>> START DATA SUPPLIED

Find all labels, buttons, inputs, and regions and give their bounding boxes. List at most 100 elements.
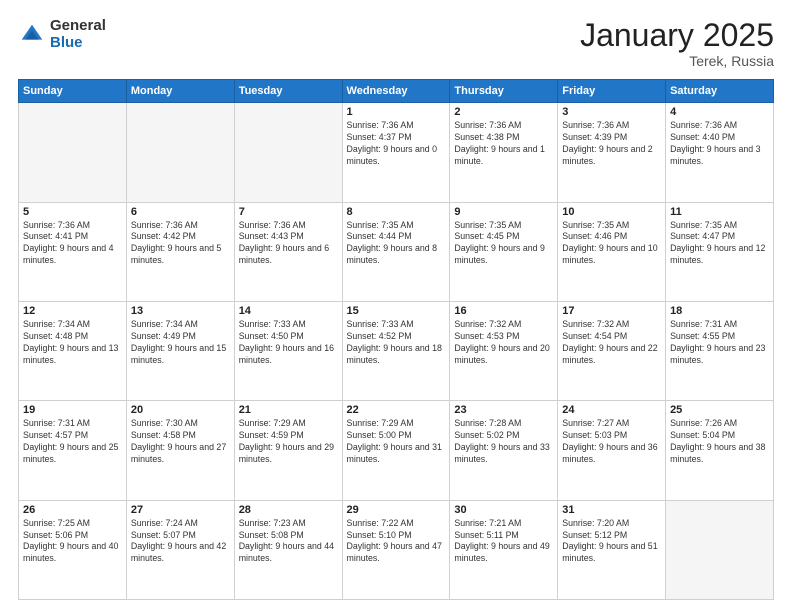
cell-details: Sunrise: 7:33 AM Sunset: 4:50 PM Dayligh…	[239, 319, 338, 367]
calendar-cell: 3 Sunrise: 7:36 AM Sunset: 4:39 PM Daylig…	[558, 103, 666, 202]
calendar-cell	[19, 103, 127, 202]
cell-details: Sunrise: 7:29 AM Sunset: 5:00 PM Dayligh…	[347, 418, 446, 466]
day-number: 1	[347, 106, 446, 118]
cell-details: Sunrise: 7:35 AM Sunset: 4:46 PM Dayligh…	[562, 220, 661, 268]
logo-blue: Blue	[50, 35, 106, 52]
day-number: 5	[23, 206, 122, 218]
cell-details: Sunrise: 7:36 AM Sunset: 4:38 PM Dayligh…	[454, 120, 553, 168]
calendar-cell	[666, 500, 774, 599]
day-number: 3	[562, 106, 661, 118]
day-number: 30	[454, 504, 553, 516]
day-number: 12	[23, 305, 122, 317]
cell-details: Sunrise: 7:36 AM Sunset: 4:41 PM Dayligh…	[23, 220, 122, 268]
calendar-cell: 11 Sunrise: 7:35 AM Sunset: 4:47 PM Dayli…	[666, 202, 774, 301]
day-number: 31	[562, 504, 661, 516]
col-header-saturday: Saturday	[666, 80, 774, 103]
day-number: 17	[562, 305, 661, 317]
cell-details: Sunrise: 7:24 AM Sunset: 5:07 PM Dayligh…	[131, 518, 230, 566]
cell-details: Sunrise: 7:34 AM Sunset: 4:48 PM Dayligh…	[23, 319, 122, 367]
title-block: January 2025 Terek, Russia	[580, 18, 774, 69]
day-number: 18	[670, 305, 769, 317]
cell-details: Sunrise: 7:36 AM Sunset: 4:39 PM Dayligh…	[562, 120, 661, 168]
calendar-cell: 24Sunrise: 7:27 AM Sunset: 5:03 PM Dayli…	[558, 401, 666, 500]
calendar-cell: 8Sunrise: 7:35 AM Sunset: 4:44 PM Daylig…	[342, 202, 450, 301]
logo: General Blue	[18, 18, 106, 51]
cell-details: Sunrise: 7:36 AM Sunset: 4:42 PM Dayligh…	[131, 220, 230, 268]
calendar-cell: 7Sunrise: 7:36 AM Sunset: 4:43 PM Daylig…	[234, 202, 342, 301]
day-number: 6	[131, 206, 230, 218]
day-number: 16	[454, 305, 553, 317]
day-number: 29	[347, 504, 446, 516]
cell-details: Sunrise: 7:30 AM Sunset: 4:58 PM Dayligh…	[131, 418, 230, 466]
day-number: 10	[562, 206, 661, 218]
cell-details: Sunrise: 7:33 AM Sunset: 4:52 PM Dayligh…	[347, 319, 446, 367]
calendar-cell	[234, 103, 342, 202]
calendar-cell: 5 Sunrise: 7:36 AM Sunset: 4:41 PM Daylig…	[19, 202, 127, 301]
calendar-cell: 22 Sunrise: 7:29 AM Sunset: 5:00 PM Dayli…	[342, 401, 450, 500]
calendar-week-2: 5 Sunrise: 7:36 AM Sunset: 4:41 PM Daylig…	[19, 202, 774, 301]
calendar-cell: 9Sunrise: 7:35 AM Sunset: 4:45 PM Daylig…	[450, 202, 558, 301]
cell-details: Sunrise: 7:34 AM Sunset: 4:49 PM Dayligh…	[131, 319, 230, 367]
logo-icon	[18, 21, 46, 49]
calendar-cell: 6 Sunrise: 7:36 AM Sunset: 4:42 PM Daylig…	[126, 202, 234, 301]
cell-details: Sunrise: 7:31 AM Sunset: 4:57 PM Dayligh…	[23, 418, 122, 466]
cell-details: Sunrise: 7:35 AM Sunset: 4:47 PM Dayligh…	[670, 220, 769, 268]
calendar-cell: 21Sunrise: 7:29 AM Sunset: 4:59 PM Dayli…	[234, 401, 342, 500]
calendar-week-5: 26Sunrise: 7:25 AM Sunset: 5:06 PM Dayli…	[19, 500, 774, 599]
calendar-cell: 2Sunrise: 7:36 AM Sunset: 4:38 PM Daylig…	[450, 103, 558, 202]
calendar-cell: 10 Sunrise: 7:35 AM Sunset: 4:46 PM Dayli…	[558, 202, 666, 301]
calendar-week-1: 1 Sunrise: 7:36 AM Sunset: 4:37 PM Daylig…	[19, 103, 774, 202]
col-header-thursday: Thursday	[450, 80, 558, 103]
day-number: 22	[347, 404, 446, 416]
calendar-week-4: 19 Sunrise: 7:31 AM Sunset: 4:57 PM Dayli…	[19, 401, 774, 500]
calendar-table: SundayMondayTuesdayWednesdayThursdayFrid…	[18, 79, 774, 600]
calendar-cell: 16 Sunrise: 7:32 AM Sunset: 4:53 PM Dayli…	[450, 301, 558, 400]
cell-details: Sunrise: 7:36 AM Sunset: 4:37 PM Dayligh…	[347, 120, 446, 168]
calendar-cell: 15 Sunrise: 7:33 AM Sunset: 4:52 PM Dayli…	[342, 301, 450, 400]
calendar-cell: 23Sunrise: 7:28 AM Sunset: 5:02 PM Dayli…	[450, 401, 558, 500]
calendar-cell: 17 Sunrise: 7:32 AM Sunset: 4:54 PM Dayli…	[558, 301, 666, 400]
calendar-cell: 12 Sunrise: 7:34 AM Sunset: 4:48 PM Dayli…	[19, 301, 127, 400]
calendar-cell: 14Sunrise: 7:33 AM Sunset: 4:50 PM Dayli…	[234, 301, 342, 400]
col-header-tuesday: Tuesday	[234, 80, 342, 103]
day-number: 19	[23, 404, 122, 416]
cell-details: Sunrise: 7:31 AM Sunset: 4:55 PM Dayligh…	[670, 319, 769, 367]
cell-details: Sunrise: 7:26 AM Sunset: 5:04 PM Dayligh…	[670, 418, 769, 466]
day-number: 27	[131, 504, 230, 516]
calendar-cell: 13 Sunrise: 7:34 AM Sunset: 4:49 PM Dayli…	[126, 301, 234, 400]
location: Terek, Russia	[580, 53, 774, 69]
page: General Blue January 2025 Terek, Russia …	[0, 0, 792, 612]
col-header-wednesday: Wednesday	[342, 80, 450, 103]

>> END DATA SUPPLIED

### WHAT IS EXPECTED
Pick out every line in the items above that contains the string "week", and copy each such line in full.

### SOLUTION FOR THIS EXERCISE
calendar-week-2: 5 Sunrise: 7:36 AM Sunset: 4:41 PM Daylig…	[19, 202, 774, 301]
calendar-week-5: 26Sunrise: 7:25 AM Sunset: 5:06 PM Dayli…	[19, 500, 774, 599]
calendar-week-1: 1 Sunrise: 7:36 AM Sunset: 4:37 PM Daylig…	[19, 103, 774, 202]
calendar-week-4: 19 Sunrise: 7:31 AM Sunset: 4:57 PM Dayli…	[19, 401, 774, 500]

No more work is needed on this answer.